** start of Data to use **

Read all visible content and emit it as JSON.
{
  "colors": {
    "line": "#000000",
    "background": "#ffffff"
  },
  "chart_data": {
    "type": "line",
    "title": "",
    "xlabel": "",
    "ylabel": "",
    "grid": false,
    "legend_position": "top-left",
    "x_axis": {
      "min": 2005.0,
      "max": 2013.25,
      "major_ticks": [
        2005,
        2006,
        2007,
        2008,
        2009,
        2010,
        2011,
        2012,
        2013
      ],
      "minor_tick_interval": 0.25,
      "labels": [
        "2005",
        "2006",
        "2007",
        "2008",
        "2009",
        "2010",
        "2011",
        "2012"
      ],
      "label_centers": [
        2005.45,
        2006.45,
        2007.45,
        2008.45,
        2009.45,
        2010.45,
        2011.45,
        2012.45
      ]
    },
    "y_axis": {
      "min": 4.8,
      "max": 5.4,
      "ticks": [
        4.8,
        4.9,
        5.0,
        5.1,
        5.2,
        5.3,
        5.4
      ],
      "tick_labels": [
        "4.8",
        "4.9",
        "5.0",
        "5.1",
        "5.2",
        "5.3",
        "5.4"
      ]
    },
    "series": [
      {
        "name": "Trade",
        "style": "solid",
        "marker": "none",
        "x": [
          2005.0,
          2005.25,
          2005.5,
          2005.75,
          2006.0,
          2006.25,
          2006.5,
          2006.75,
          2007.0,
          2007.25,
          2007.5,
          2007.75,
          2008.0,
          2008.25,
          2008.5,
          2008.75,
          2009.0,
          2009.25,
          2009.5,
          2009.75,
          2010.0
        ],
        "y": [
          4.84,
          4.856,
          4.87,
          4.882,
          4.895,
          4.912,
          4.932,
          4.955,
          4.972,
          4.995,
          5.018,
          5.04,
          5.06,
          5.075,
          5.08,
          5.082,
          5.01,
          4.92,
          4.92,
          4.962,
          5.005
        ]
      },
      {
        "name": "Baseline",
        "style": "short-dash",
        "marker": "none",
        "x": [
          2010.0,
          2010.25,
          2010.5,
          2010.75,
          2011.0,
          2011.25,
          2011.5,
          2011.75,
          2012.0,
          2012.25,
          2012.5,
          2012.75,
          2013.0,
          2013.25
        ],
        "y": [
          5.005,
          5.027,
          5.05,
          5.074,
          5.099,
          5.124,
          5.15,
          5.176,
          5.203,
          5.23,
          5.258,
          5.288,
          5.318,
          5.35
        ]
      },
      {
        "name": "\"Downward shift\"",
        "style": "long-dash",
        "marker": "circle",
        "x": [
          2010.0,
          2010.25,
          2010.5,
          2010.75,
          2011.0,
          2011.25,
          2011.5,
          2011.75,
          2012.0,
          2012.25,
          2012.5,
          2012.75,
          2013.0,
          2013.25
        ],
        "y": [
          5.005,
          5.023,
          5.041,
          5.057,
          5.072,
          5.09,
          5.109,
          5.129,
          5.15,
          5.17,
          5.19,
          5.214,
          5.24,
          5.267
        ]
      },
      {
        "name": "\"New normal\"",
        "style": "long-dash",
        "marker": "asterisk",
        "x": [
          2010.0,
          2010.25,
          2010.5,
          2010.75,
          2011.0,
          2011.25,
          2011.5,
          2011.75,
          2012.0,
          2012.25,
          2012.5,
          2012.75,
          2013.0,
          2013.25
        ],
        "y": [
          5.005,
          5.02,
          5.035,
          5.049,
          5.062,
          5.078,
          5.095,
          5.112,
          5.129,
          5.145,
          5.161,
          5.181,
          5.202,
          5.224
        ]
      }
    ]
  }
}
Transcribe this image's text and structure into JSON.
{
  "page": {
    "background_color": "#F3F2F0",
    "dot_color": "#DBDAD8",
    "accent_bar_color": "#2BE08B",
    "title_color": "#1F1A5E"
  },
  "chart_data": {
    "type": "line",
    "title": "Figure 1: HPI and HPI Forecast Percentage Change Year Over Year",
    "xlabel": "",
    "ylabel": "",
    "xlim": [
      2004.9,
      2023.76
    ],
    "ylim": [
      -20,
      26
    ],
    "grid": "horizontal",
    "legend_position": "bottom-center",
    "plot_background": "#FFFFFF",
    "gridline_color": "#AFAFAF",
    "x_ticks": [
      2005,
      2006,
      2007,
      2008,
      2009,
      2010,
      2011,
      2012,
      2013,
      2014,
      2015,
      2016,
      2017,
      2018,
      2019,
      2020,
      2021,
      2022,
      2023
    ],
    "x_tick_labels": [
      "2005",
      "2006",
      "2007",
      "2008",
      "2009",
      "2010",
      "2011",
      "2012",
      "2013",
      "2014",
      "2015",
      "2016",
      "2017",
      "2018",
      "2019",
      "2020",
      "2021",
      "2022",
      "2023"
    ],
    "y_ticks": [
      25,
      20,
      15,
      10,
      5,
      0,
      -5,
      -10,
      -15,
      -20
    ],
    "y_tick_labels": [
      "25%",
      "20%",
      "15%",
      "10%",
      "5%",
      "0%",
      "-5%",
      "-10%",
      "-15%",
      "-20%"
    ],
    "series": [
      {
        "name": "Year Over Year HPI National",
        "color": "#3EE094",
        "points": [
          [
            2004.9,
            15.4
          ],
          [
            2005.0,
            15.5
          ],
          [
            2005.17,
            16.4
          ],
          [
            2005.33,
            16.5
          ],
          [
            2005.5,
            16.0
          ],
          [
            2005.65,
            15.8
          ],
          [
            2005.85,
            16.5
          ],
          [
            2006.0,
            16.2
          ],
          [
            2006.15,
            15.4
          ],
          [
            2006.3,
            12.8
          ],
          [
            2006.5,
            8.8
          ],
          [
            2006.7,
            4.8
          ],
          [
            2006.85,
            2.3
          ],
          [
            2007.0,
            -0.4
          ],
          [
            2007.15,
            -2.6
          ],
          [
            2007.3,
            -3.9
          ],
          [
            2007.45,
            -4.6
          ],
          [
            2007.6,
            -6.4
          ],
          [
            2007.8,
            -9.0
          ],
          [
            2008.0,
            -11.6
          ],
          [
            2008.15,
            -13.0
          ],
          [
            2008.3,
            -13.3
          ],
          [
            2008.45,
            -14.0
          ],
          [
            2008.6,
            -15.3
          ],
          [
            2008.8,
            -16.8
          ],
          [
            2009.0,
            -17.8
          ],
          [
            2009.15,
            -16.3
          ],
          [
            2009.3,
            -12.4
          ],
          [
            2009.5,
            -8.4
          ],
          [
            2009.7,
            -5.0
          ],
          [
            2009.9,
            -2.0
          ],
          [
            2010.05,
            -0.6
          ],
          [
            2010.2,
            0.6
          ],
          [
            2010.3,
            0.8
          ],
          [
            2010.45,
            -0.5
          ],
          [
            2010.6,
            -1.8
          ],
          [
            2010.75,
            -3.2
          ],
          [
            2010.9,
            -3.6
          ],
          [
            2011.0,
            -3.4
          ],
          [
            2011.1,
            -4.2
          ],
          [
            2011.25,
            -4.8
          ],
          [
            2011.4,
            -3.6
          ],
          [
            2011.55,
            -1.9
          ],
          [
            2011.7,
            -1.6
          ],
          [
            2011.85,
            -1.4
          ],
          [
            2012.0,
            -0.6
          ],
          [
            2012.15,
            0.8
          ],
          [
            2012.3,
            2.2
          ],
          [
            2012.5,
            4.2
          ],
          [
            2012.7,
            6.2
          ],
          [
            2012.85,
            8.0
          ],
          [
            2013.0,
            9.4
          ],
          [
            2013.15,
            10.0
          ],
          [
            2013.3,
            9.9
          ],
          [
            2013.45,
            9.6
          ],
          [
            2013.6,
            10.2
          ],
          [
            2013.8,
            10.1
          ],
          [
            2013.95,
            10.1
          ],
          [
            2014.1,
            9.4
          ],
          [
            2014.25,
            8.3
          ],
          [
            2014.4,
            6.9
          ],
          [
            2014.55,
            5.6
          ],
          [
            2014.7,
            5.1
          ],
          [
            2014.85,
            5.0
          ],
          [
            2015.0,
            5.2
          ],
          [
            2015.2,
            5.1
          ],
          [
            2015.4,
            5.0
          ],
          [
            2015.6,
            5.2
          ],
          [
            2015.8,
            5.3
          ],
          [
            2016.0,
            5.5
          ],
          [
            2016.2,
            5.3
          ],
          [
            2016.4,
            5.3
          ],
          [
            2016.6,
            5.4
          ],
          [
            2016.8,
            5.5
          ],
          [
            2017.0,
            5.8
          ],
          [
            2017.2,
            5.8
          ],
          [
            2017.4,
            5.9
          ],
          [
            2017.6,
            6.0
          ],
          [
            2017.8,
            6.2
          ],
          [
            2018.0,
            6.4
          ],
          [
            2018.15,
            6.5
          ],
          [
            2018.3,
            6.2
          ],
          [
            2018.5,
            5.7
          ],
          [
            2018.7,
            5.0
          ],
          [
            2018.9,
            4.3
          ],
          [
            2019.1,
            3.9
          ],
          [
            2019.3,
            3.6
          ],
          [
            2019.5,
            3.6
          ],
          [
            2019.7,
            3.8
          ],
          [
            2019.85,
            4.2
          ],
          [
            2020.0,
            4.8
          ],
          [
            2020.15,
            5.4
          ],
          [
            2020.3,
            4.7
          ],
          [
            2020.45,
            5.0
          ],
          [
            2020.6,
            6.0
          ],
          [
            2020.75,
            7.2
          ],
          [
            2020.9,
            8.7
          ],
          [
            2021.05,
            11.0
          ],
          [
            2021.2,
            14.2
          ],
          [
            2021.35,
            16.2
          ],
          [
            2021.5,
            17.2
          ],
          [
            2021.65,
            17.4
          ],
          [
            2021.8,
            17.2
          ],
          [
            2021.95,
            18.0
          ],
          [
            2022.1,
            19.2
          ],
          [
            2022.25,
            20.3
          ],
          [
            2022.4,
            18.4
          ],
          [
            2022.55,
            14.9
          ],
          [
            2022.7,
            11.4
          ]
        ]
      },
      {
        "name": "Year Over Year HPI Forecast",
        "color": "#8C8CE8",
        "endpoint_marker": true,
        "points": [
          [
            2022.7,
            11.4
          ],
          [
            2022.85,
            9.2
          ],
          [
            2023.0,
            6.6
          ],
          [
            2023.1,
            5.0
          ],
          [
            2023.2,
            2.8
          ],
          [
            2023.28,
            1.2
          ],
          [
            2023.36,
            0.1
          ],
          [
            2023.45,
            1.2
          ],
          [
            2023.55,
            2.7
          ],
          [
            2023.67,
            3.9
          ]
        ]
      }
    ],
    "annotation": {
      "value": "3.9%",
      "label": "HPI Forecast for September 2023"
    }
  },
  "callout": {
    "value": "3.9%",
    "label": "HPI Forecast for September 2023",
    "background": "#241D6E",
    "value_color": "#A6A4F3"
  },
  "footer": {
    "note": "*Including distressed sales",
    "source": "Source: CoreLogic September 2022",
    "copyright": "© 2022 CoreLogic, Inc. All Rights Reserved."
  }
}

** end of Data to use **

Given instruction
Copy out every line where the word "September" occurs.

Answer for the task
      "label": "HPI Forecast for September 2023"
    "label": "HPI Forecast for September 2023",
    "source": "Source: CoreLogic September 2022",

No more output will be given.